[START Input]

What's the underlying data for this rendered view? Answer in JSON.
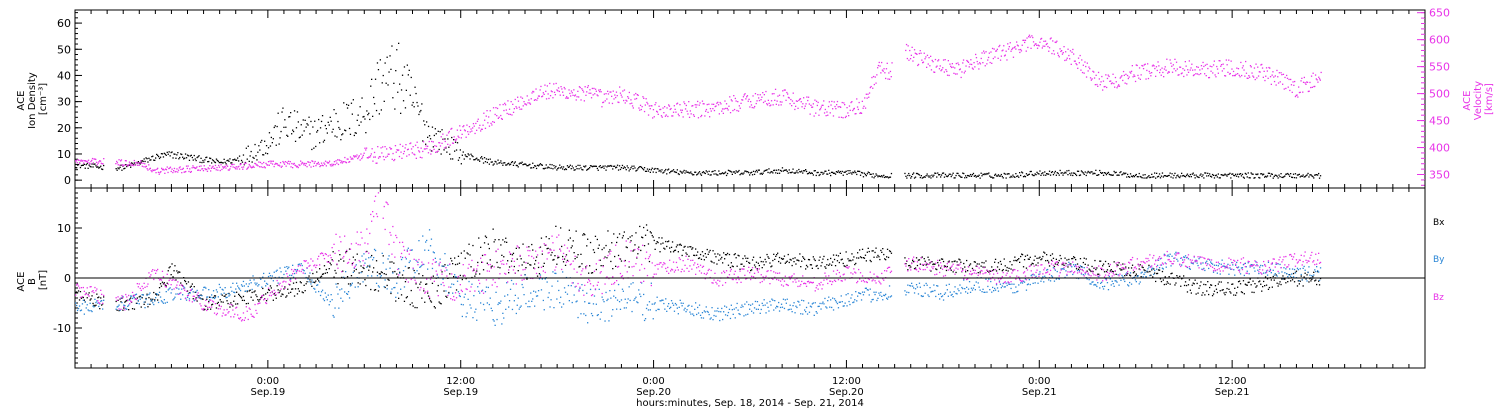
{
  "colors": {
    "black": "#000000",
    "magenta": "#e833e8",
    "blue": "#2a86d6"
  },
  "top_panel": {
    "left_ylabel": [
      "ACE",
      "Ion Density",
      "[cm⁻³]"
    ],
    "right_ylabel": [
      "ACE",
      "Velocity",
      "[km/s]"
    ]
  },
  "bottom_panel": {
    "left_ylabel": [
      "ACE",
      "B",
      "[nT]"
    ],
    "legend": [
      "Bx",
      "By",
      "Bz"
    ]
  },
  "x_axis": {
    "ticks": [
      {
        "t": 24,
        "time": "0:00",
        "day": "Sep.19"
      },
      {
        "t": 36,
        "time": "12:00",
        "day": "Sep.19"
      },
      {
        "t": 48,
        "time": "0:00",
        "day": "Sep.20"
      },
      {
        "t": 60,
        "time": "12:00",
        "day": "Sep.20"
      },
      {
        "t": 72,
        "time": "0:00",
        "day": "Sep.21"
      },
      {
        "t": 84,
        "time": "12:00",
        "day": "Sep.21"
      }
    ],
    "title": "hours:minutes, Sep. 18, 2014 - Sep. 21, 2014"
  },
  "chart_data": [
    {
      "type": "scatter",
      "panel": "top",
      "x_unit": "hours since Sep. 18, 2014 00:00",
      "xlim": [
        12,
        96
      ],
      "ylim_left": [
        -3,
        65
      ],
      "ylim_right": [
        325,
        655
      ],
      "left_ticks": [
        0,
        10,
        20,
        30,
        40,
        50,
        60
      ],
      "right_ticks": [
        350,
        400,
        450,
        500,
        550,
        600,
        650
      ],
      "grid": false,
      "gaps": [
        [
          13.8,
          14.5
        ],
        [
          62.8,
          63.6
        ]
      ],
      "series": [
        {
          "name": "Ion Density",
          "axis": "left",
          "color": "#000000",
          "x": [
            12,
            14,
            15,
            17,
            18,
            20,
            21,
            22,
            23,
            24,
            25,
            26,
            27,
            28,
            29,
            30,
            31,
            32,
            33,
            34,
            36,
            38,
            40,
            42,
            44,
            46,
            48,
            50,
            52,
            54,
            56,
            58,
            60,
            62,
            64,
            66,
            68,
            70,
            72,
            74,
            76,
            78,
            80,
            82,
            84,
            86,
            88,
            89.5
          ],
          "y": [
            6,
            5,
            5,
            9,
            10,
            8,
            7,
            8,
            11,
            15,
            22,
            19,
            18,
            22,
            23,
            26,
            38,
            40,
            30,
            18,
            10,
            7,
            6,
            5,
            5,
            5,
            4,
            3,
            3,
            3,
            4,
            3,
            3,
            2,
            2,
            2,
            2,
            2,
            3,
            3,
            3,
            2,
            2,
            2,
            2,
            2,
            2,
            2
          ]
        },
        {
          "name": "Velocity",
          "axis": "right",
          "color": "#e833e8",
          "x": [
            12,
            14,
            15,
            16,
            17,
            18,
            20,
            22,
            24,
            26,
            28,
            30,
            32,
            34,
            36,
            38,
            40,
            41,
            42,
            44,
            45,
            46,
            48,
            50,
            52,
            54,
            56,
            58,
            60,
            61,
            62,
            62.7,
            63.7,
            65,
            67,
            68,
            70,
            72,
            74,
            76,
            78,
            80,
            82,
            84,
            86,
            88,
            89.5
          ],
          "y": [
            375,
            375,
            372,
            373,
            357,
            360,
            362,
            365,
            370,
            370,
            372,
            385,
            392,
            400,
            430,
            460,
            490,
            505,
            505,
            500,
            490,
            500,
            470,
            470,
            475,
            490,
            495,
            475,
            470,
            480,
            545,
            540,
            580,
            560,
            545,
            560,
            580,
            600,
            570,
            520,
            540,
            550,
            545,
            550,
            540,
            510,
            530
          ]
        }
      ]
    },
    {
      "type": "scatter",
      "panel": "bottom",
      "x_unit": "hours since Sep. 18, 2014 00:00",
      "xlim": [
        12,
        96
      ],
      "ylim": [
        -18,
        18
      ],
      "left_ticks": [
        -10,
        0,
        10
      ],
      "zero_line": true,
      "grid": false,
      "gaps": [
        [
          13.8,
          14.5
        ],
        [
          62.8,
          63.6
        ]
      ],
      "series": [
        {
          "name": "Bx",
          "color": "#000000",
          "x": [
            12,
            14,
            15,
            17,
            18,
            20,
            22,
            24,
            26,
            28,
            30,
            31,
            32,
            34,
            36,
            38,
            40,
            42,
            44,
            46,
            48,
            50,
            52,
            54,
            56,
            58,
            60,
            62,
            64,
            66,
            68,
            70,
            72,
            74,
            76,
            78,
            80,
            82,
            84,
            86,
            88,
            89.5
          ],
          "y": [
            -3,
            -5,
            -5,
            -4,
            2,
            -5,
            -4,
            -3,
            -2,
            3,
            2,
            1,
            -1,
            -3,
            2,
            6,
            3,
            7,
            5,
            6,
            7,
            6,
            4,
            3,
            4,
            3,
            4,
            5,
            3,
            3,
            2,
            3,
            4,
            3,
            2,
            2,
            0,
            -2,
            -2,
            -1,
            0,
            0
          ]
        },
        {
          "name": "By",
          "color": "#2a86d6",
          "x": [
            12,
            14,
            15,
            17,
            18,
            20,
            22,
            24,
            26,
            28,
            30,
            32,
            34,
            36,
            38,
            40,
            42,
            44,
            46,
            48,
            50,
            52,
            54,
            56,
            58,
            60,
            62,
            64,
            66,
            68,
            70,
            72,
            74,
            76,
            78,
            80,
            82,
            84,
            86,
            88,
            89.5
          ],
          "y": [
            -6,
            -5,
            -5,
            -4,
            -3,
            -3,
            -2,
            0,
            2,
            -5,
            3,
            0,
            6,
            -4,
            -6,
            -3,
            -2,
            -6,
            -4,
            -5,
            -6,
            -7,
            -6,
            -5,
            -6,
            -4,
            -3,
            -2,
            -3,
            -1,
            -2,
            0,
            2,
            -1,
            0,
            4,
            3,
            2,
            2,
            1,
            1
          ]
        },
        {
          "name": "Bz",
          "color": "#e833e8",
          "x": [
            12,
            14,
            15,
            17,
            18,
            20,
            22,
            23,
            24,
            26,
            28,
            30,
            31,
            32,
            34,
            36,
            38,
            40,
            42,
            44,
            46,
            48,
            50,
            52,
            54,
            56,
            58,
            60,
            62,
            64,
            66,
            68,
            70,
            72,
            74,
            76,
            78,
            80,
            82,
            84,
            86,
            88,
            89.5
          ],
          "y": [
            -2,
            -4,
            -5,
            1,
            -1,
            -5,
            -7,
            -7,
            -3,
            2,
            5,
            6,
            17,
            4,
            0,
            -1,
            2,
            3,
            5,
            -1,
            4,
            2,
            3,
            0,
            1,
            0,
            -1,
            1,
            0,
            3,
            2,
            1,
            0,
            2,
            2,
            1,
            3,
            4,
            3,
            3,
            2,
            4,
            4
          ]
        }
      ]
    }
  ]
}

[END Input]

Goal of the exercise:
Write out every entry again word for word, without any of the pictures.

Solution for this task:
What's the underlying data for this rendered view? Answer in JSON.
{
  "colors": {
    "black": "#000000",
    "magenta": "#e833e8",
    "blue": "#2a86d6"
  },
  "top_panel": {
    "left_ylabel": [
      "ACE",
      "Ion Density",
      "[cm⁻³]"
    ],
    "right_ylabel": [
      "ACE",
      "Velocity",
      "[km/s]"
    ]
  },
  "bottom_panel": {
    "left_ylabel": [
      "ACE",
      "B",
      "[nT]"
    ],
    "legend": [
      "Bx",
      "By",
      "Bz"
    ]
  },
  "x_axis": {
    "ticks": [
      {
        "t": 24,
        "time": "0:00",
        "day": "Sep.19"
      },
      {
        "t": 36,
        "time": "12:00",
        "day": "Sep.19"
      },
      {
        "t": 48,
        "time": "0:00",
        "day": "Sep.20"
      },
      {
        "t": 60,
        "time": "12:00",
        "day": "Sep.20"
      },
      {
        "t": 72,
        "time": "0:00",
        "day": "Sep.21"
      },
      {
        "t": 84,
        "time": "12:00",
        "day": "Sep.21"
      }
    ],
    "title": "hours:minutes, Sep. 18, 2014 - Sep. 21, 2014"
  },
  "chart_data": [
    {
      "type": "scatter",
      "panel": "top",
      "x_unit": "hours since Sep. 18, 2014 00:00",
      "xlim": [
        12,
        96
      ],
      "ylim_left": [
        -3,
        65
      ],
      "ylim_right": [
        325,
        655
      ],
      "left_ticks": [
        0,
        10,
        20,
        30,
        40,
        50,
        60
      ],
      "right_ticks": [
        350,
        400,
        450,
        500,
        550,
        600,
        650
      ],
      "grid": false,
      "gaps": [
        [
          13.8,
          14.5
        ],
        [
          62.8,
          63.6
        ]
      ],
      "series": [
        {
          "name": "Ion Density",
          "axis": "left",
          "color": "#000000",
          "x": [
            12,
            14,
            15,
            17,
            18,
            20,
            21,
            22,
            23,
            24,
            25,
            26,
            27,
            28,
            29,
            30,
            31,
            32,
            33,
            34,
            36,
            38,
            40,
            42,
            44,
            46,
            48,
            50,
            52,
            54,
            56,
            58,
            60,
            62,
            64,
            66,
            68,
            70,
            72,
            74,
            76,
            78,
            80,
            82,
            84,
            86,
            88,
            89.5
          ],
          "y": [
            6,
            5,
            5,
            9,
            10,
            8,
            7,
            8,
            11,
            15,
            22,
            19,
            18,
            22,
            23,
            26,
            38,
            40,
            30,
            18,
            10,
            7,
            6,
            5,
            5,
            5,
            4,
            3,
            3,
            3,
            4,
            3,
            3,
            2,
            2,
            2,
            2,
            2,
            3,
            3,
            3,
            2,
            2,
            2,
            2,
            2,
            2,
            2
          ]
        },
        {
          "name": "Velocity",
          "axis": "right",
          "color": "#e833e8",
          "x": [
            12,
            14,
            15,
            16,
            17,
            18,
            20,
            22,
            24,
            26,
            28,
            30,
            32,
            34,
            36,
            38,
            40,
            41,
            42,
            44,
            45,
            46,
            48,
            50,
            52,
            54,
            56,
            58,
            60,
            61,
            62,
            62.7,
            63.7,
            65,
            67,
            68,
            70,
            72,
            74,
            76,
            78,
            80,
            82,
            84,
            86,
            88,
            89.5
          ],
          "y": [
            375,
            375,
            372,
            373,
            357,
            360,
            362,
            365,
            370,
            370,
            372,
            385,
            392,
            400,
            430,
            460,
            490,
            505,
            505,
            500,
            490,
            500,
            470,
            470,
            475,
            490,
            495,
            475,
            470,
            480,
            545,
            540,
            580,
            560,
            545,
            560,
            580,
            600,
            570,
            520,
            540,
            550,
            545,
            550,
            540,
            510,
            530
          ]
        }
      ]
    },
    {
      "type": "scatter",
      "panel": "bottom",
      "x_unit": "hours since Sep. 18, 2014 00:00",
      "xlim": [
        12,
        96
      ],
      "ylim": [
        -18,
        18
      ],
      "left_ticks": [
        -10,
        0,
        10
      ],
      "zero_line": true,
      "grid": false,
      "gaps": [
        [
          13.8,
          14.5
        ],
        [
          62.8,
          63.6
        ]
      ],
      "series": [
        {
          "name": "Bx",
          "color": "#000000",
          "x": [
            12,
            14,
            15,
            17,
            18,
            20,
            22,
            24,
            26,
            28,
            30,
            31,
            32,
            34,
            36,
            38,
            40,
            42,
            44,
            46,
            48,
            50,
            52,
            54,
            56,
            58,
            60,
            62,
            64,
            66,
            68,
            70,
            72,
            74,
            76,
            78,
            80,
            82,
            84,
            86,
            88,
            89.5
          ],
          "y": [
            -3,
            -5,
            -5,
            -4,
            2,
            -5,
            -4,
            -3,
            -2,
            3,
            2,
            1,
            -1,
            -3,
            2,
            6,
            3,
            7,
            5,
            6,
            7,
            6,
            4,
            3,
            4,
            3,
            4,
            5,
            3,
            3,
            2,
            3,
            4,
            3,
            2,
            2,
            0,
            -2,
            -2,
            -1,
            0,
            0
          ]
        },
        {
          "name": "By",
          "color": "#2a86d6",
          "x": [
            12,
            14,
            15,
            17,
            18,
            20,
            22,
            24,
            26,
            28,
            30,
            32,
            34,
            36,
            38,
            40,
            42,
            44,
            46,
            48,
            50,
            52,
            54,
            56,
            58,
            60,
            62,
            64,
            66,
            68,
            70,
            72,
            74,
            76,
            78,
            80,
            82,
            84,
            86,
            88,
            89.5
          ],
          "y": [
            -6,
            -5,
            -5,
            -4,
            -3,
            -3,
            -2,
            0,
            2,
            -5,
            3,
            0,
            6,
            -4,
            -6,
            -3,
            -2,
            -6,
            -4,
            -5,
            -6,
            -7,
            -6,
            -5,
            -6,
            -4,
            -3,
            -2,
            -3,
            -1,
            -2,
            0,
            2,
            -1,
            0,
            4,
            3,
            2,
            2,
            1,
            1
          ]
        },
        {
          "name": "Bz",
          "color": "#e833e8",
          "x": [
            12,
            14,
            15,
            17,
            18,
            20,
            22,
            23,
            24,
            26,
            28,
            30,
            31,
            32,
            34,
            36,
            38,
            40,
            42,
            44,
            46,
            48,
            50,
            52,
            54,
            56,
            58,
            60,
            62,
            64,
            66,
            68,
            70,
            72,
            74,
            76,
            78,
            80,
            82,
            84,
            86,
            88,
            89.5
          ],
          "y": [
            -2,
            -4,
            -5,
            1,
            -1,
            -5,
            -7,
            -7,
            -3,
            2,
            5,
            6,
            17,
            4,
            0,
            -1,
            2,
            3,
            5,
            -1,
            4,
            2,
            3,
            0,
            1,
            0,
            -1,
            1,
            0,
            3,
            2,
            1,
            0,
            2,
            2,
            1,
            3,
            4,
            3,
            3,
            2,
            4,
            4
          ]
        }
      ]
    }
  ]
}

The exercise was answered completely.